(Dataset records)
↓

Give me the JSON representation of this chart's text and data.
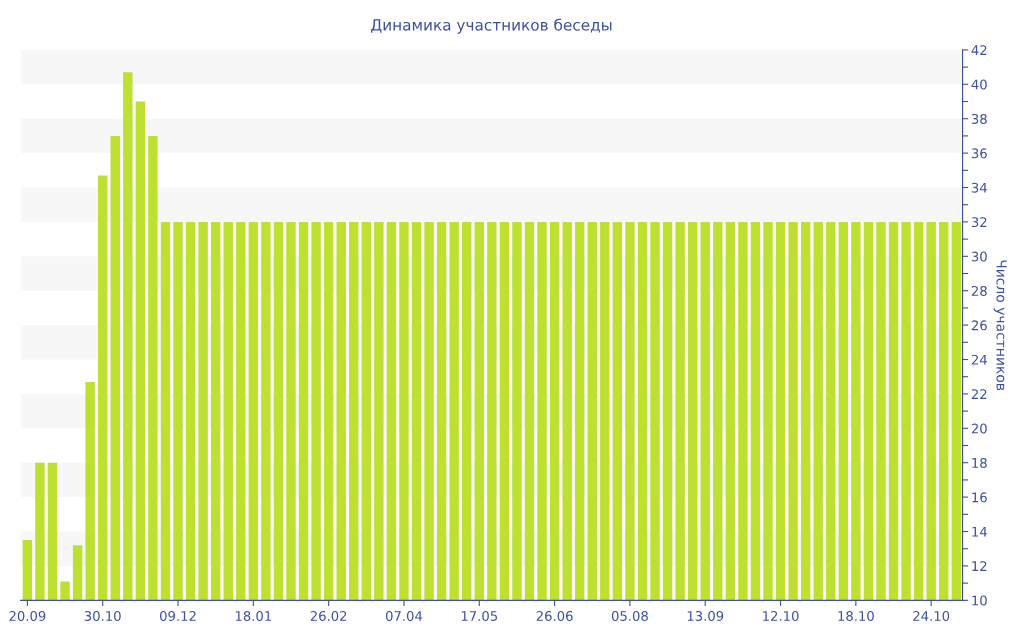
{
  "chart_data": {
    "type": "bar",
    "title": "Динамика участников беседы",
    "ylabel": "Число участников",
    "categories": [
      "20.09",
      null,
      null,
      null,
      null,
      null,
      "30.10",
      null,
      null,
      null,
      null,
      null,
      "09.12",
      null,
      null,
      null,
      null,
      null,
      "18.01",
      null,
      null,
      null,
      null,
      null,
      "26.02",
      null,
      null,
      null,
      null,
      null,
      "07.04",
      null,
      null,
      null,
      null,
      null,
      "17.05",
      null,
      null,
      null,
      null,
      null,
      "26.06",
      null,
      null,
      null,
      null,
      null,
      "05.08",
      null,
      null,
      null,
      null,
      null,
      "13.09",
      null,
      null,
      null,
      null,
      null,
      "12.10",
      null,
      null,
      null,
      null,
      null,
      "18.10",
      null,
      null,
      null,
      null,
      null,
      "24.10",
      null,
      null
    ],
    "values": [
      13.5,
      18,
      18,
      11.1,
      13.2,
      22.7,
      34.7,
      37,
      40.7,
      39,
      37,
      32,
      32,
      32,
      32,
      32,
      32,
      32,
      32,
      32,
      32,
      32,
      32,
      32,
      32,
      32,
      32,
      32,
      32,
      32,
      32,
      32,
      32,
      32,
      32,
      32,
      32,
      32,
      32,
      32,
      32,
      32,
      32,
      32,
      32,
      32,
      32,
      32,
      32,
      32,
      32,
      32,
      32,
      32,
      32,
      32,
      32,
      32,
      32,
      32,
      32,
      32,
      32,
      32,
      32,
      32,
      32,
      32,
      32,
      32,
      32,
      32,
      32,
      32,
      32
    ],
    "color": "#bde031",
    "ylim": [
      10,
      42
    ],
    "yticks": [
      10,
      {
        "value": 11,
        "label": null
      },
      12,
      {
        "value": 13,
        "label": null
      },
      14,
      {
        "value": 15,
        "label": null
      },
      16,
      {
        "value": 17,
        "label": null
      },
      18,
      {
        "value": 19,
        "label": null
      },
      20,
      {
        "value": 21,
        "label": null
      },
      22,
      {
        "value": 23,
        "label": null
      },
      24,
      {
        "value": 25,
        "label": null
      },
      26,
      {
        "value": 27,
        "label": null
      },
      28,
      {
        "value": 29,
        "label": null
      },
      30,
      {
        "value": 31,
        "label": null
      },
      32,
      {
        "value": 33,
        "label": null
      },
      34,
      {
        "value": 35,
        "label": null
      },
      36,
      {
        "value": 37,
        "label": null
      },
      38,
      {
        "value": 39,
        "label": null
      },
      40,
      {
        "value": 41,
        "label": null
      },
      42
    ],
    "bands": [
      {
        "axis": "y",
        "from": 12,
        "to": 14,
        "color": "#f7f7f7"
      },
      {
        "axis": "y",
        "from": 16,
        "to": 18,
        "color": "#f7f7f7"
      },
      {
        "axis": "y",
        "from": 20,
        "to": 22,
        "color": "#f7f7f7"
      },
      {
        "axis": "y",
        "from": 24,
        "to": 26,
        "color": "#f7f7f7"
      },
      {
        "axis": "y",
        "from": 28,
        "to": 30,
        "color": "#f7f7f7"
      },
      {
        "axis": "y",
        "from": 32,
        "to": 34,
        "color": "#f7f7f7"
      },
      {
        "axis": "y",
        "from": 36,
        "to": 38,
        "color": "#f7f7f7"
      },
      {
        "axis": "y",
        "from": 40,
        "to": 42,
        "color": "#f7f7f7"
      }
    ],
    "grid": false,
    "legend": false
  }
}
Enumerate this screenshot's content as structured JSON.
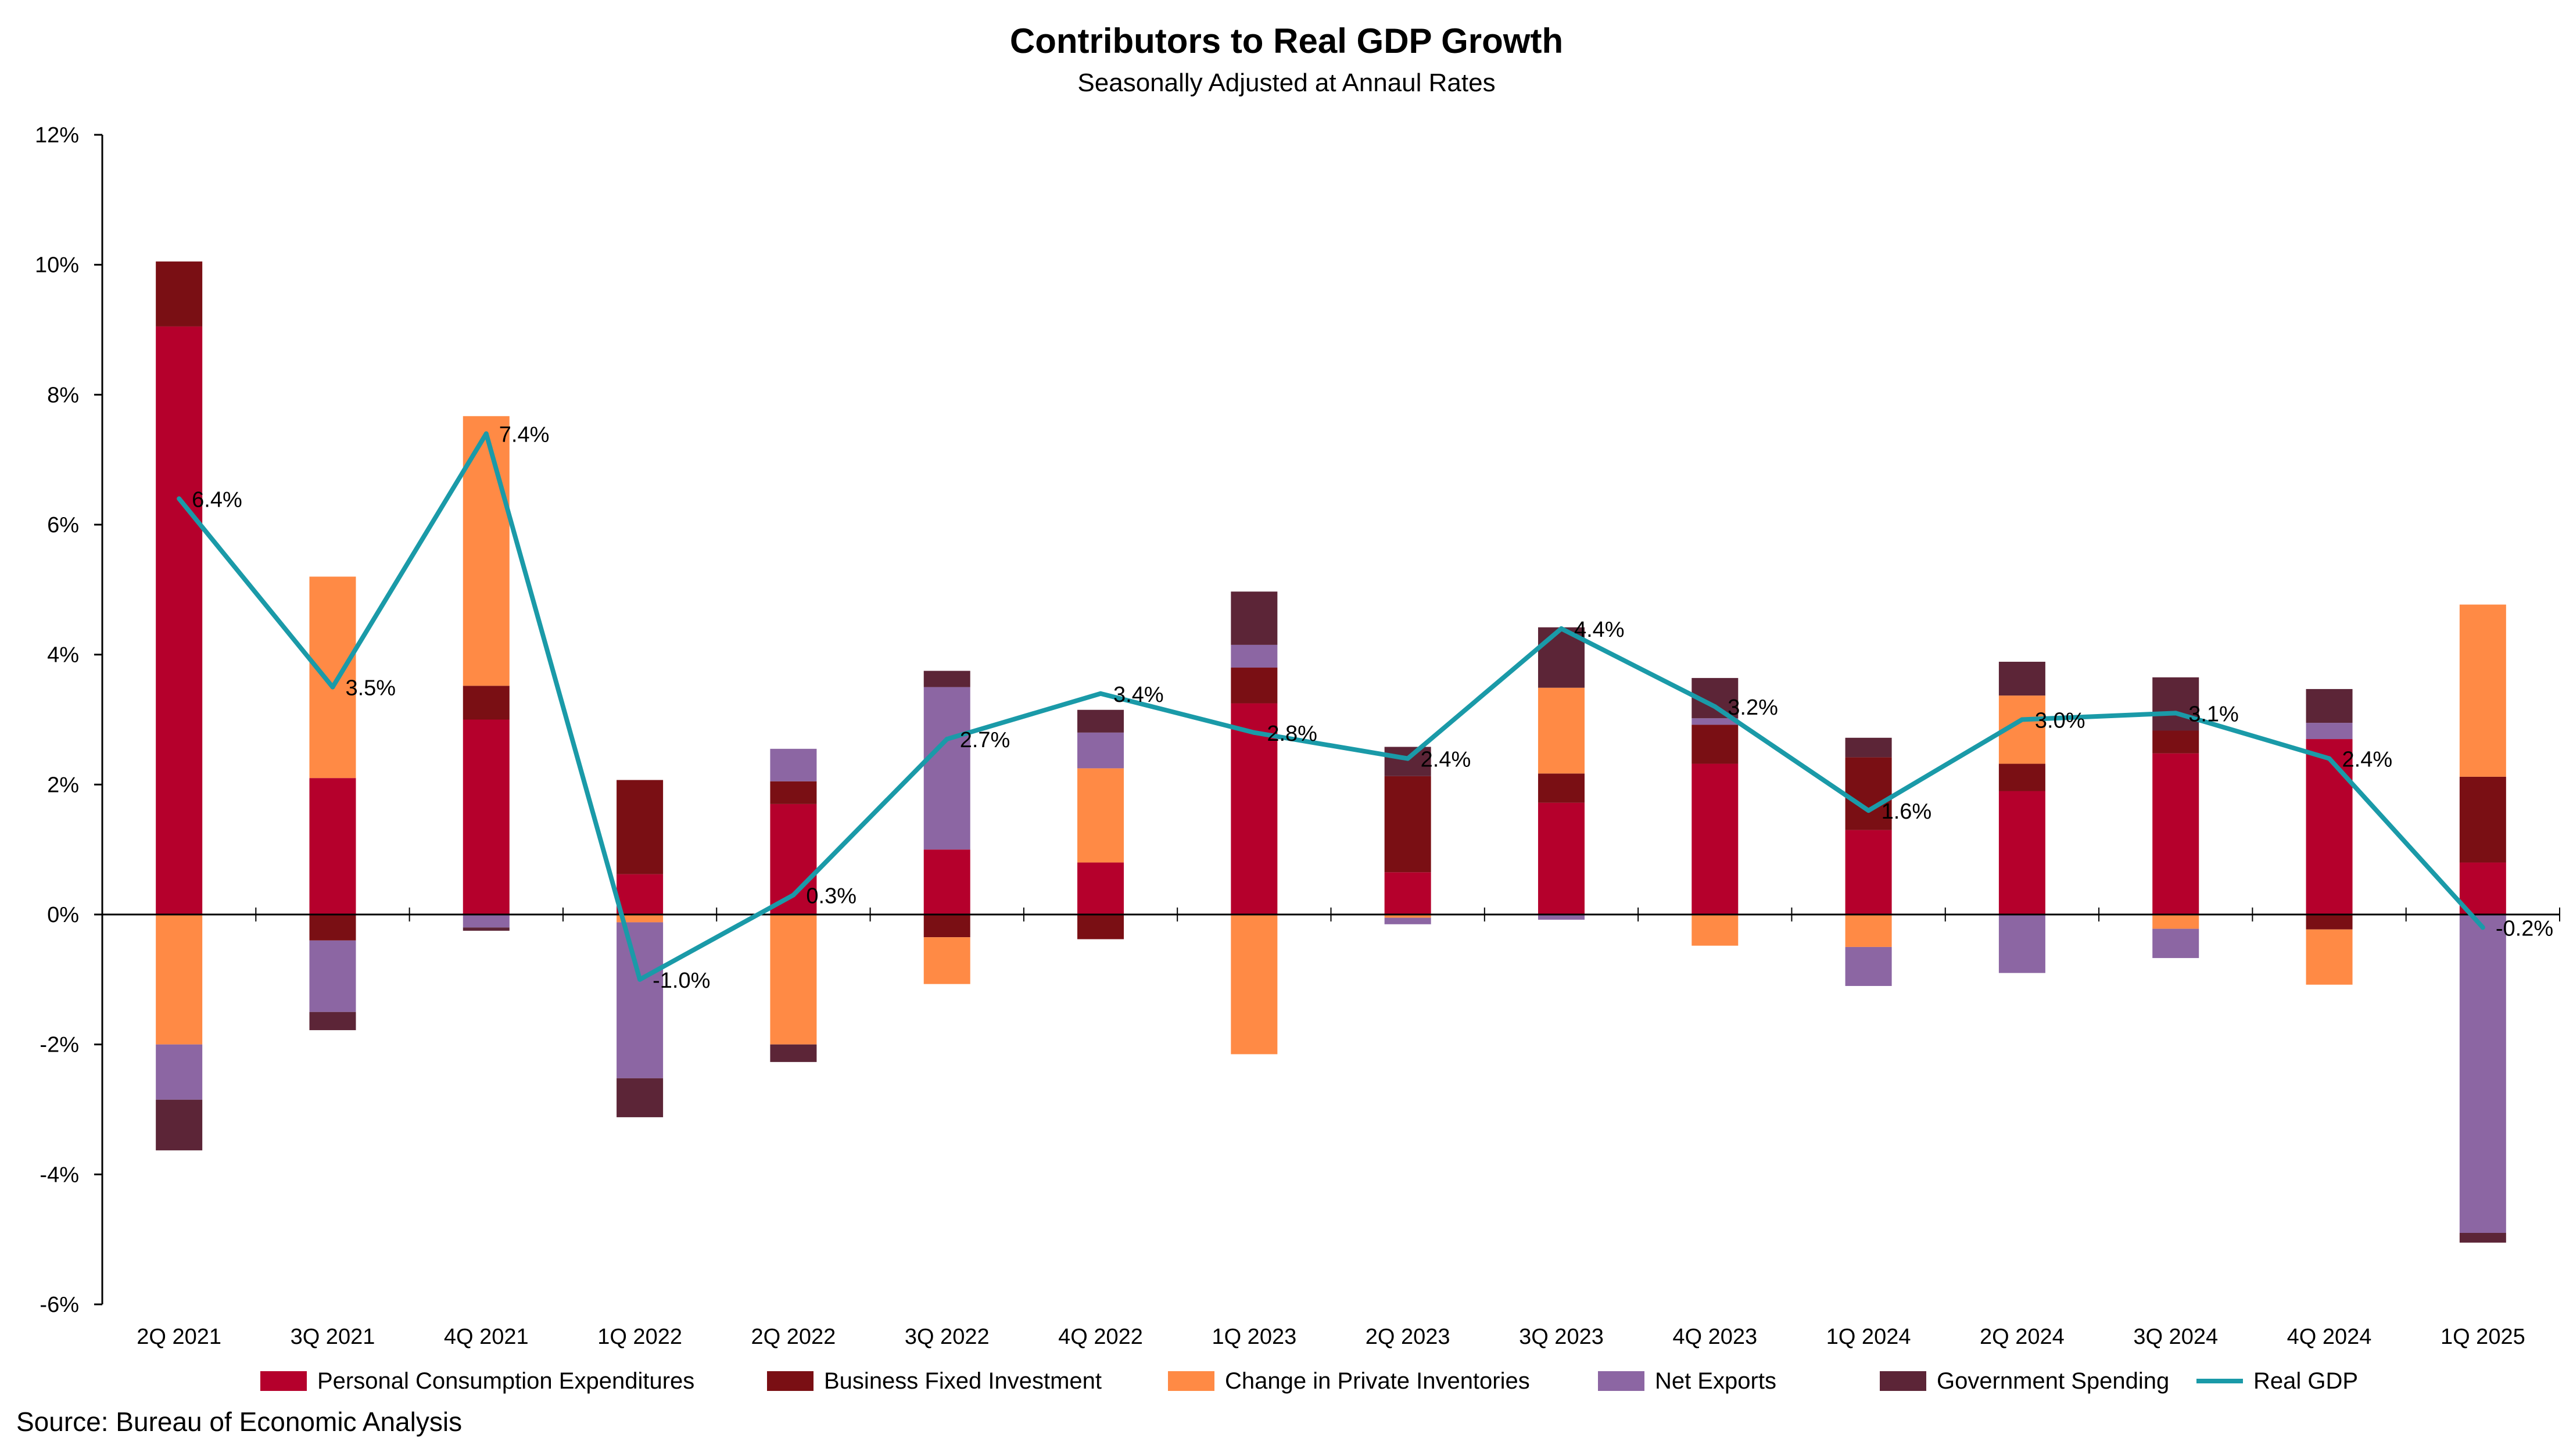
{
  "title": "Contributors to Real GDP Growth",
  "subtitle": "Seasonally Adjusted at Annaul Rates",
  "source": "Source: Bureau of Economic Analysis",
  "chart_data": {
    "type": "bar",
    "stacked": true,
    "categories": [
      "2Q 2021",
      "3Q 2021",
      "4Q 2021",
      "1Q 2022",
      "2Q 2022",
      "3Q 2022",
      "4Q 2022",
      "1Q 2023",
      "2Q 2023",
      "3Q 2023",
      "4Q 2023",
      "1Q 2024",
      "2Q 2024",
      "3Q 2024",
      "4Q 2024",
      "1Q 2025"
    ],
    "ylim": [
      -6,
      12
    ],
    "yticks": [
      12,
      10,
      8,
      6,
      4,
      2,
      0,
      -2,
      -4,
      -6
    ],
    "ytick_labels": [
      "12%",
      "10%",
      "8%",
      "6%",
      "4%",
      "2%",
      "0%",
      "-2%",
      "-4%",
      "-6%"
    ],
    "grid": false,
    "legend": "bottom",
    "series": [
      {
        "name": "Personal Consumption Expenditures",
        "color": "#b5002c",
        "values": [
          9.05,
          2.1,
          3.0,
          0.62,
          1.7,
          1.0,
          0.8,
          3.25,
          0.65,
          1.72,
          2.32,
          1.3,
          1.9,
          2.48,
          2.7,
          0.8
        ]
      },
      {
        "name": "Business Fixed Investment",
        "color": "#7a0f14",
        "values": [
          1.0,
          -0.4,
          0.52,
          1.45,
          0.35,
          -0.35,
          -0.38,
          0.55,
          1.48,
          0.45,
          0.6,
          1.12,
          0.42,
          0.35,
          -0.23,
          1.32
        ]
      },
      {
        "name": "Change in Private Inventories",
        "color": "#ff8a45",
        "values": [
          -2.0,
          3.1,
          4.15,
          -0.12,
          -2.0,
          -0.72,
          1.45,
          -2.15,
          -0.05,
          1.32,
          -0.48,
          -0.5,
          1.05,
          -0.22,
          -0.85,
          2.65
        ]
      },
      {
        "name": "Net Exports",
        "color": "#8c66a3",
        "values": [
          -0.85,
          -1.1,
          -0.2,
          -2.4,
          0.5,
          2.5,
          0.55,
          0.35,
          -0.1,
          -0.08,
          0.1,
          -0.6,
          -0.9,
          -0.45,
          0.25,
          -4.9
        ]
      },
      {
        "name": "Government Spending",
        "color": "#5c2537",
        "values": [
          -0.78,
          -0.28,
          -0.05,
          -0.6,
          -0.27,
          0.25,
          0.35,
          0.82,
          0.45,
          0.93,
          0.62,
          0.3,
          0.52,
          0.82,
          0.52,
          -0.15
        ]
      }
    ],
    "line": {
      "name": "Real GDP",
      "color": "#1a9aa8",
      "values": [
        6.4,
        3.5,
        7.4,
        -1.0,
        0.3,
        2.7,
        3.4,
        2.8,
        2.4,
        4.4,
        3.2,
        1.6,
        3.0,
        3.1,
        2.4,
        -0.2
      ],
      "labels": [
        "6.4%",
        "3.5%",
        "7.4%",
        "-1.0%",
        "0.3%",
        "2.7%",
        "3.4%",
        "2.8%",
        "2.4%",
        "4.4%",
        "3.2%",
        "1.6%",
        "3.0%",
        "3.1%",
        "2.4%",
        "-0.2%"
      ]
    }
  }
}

↑

Going over the lines above, work out how many include "from", then give only that number.

Result below
8